(The request): Copy all lines of the listing that include the string "belong".

(Records for processing):

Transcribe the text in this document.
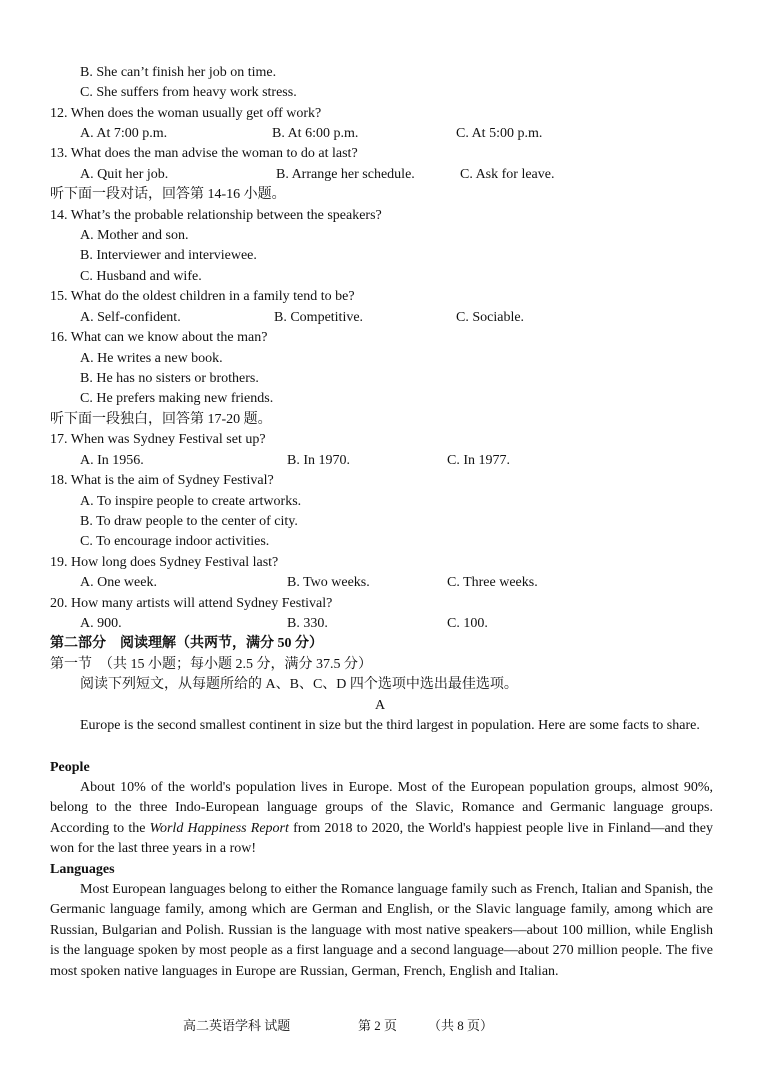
B. She can’t finish her job on time.
C. She suffers from heavy work stress.
12. When does the woman usually get off work?
A. At 7:00 p.m.	B. At 6:00 p.m.	C. At 5:00 p.m.
13. What does the man advise the woman to do at last?
A. Quit her job.	B. Arrange her schedule.	C. Ask for leave.
听下面一段对话，回答第 14-16 小题。
14. What’s the probable relationship between the speakers?
A. Mother and son.
B. Interviewer and interviewee.
C. Husband and wife.
15. What do the oldest children in a family tend to be?
A. Self-confident.	B. Competitive.	C. Sociable.
16. What can we know about the man?
A. He writes a new book.
B. He has no sisters or brothers.
C. He prefers making new friends.
听下面一段独白，回答第 17-20 题。
17. When was Sydney Festival set up?
A. In 1956.	B. In 1970.	C. In 1977.
18. What is the aim of Sydney Festival?
A. To inspire people to create artworks.
B. To draw people to the center of city.
C. To encourage indoor activities.
19. How long does Sydney Festival last?
A. One week.	B. Two weeks.	C. Three weeks.
20. How many artists will attend Sydney Festival?
A. 900.	B. 330.	C. 100.
第二部分　阅读理解（共两节，满分 50 分）
第一节　（共 15 小题；每小题 2.5 分，满分 37.5 分）
阅读下列短文，从每题所给的 A、B、C、D 四个选项中选出最佳选项。
A
Europe is the second smallest continent in size but the third largest in population. Here are some facts to share.
People
About 10% of the world's population lives in Europe. Most of the European population groups, almost 90%, belong to the three Indo-European language groups of the Slavic, Romance and Germanic language groups. According to the World Happiness Report from 2018 to 2020, the World's happiest people live in Finland—and they won for the last three years in a row!
Languages
Most European languages belong to either the Romance language family such as French, Italian and Spanish, the Germanic language family, among which are German and English, or the Slavic language family, among which are Russian, Bulgarian and Polish. Russian is the language with most native speakers—about 100 million, while English is the language spoken by most people as a first language and a second language—about 270 million people. The five most spoken native languages in Europe are Russian, German, French, English and Italian.
高二英语学科 试题	第 2 页 （共 8 页）
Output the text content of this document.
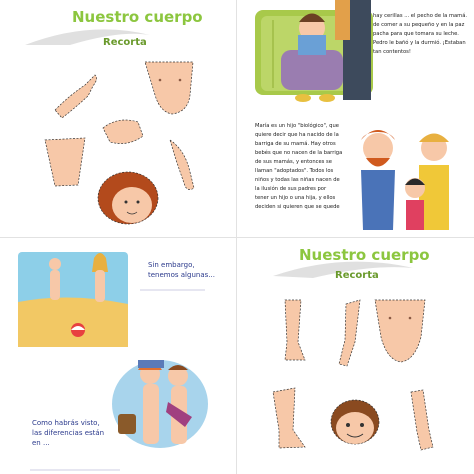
Nuestro cuerpo
Recorta
hay cerillas ... el pecho de la mamá.
de comer a su pequeño y en la paz
pacha para que tomara su leche.
Pedro le bañó y la durmió. ¡Estaban
tan contentos!
María es un hijo "biológico", que
quiere decir que ha nacido de la
barriga de su mamá. Hay otros
bebés que no nacen de la barriga
de sus mamás, y entonces se
llaman "adoptados". Todos los
niños y todas las niñas nacen de
la ilusión de sus padres por
tener un hijo o una hija, y ellos
deciden si quieren que se quede
Sin embargo,
tenemos algunas...
Como habrás visto,
las diferencias están
en ...
Nuestro cuerpo
Recorta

(Result):
About 10% of the world's population lives in Europe. Most of the European population groups, almost 90%, belong to the three Indo-European language groups of the Slavic, Romance and Germanic language groups. According to the World Happiness Report from 2018 to 2020, the World's happiest people live in Finland—and they won for the last three years in a row!
Most European languages belong to either the Romance language family such as French, Italian and Spanish, the Germanic language family, among which are German and English, or the Slavic language family, among which are Russian, Bulgarian and Polish. Russian is the language with most native speakers—about 100 million, while English is the language spoken by most people as a first language and a second language—about 270 million people. The five most spoken native languages in Europe are Russian, German, French, English and Italian.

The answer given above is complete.